# Data items:
::::::::

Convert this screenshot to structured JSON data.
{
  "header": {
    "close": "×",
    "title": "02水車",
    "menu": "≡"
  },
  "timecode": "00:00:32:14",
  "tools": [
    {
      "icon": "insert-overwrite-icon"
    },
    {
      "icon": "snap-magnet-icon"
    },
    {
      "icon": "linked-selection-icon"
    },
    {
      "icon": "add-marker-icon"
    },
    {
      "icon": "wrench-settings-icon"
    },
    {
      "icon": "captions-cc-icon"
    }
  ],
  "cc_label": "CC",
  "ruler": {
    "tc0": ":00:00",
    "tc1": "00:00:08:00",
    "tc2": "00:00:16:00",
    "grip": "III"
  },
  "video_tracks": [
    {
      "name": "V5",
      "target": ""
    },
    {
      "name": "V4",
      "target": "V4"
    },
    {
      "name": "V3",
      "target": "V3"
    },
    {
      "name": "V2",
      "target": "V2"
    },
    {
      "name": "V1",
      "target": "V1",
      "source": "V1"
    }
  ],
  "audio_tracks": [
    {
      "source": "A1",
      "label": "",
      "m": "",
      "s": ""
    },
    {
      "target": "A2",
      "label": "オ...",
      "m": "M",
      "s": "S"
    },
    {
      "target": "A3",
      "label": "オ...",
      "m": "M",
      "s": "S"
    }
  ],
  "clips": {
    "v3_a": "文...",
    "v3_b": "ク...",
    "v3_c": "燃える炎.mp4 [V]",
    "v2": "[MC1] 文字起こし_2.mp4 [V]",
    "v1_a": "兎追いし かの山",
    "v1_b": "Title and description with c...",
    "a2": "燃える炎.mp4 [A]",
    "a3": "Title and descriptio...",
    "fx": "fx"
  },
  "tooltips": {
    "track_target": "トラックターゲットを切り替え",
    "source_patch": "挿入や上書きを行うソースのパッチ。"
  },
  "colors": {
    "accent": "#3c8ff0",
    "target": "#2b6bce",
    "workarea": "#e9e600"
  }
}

::::::::

# Written exercise:
In the records above, how many lines contain the string "name"? State that number only.

# Task answer:
5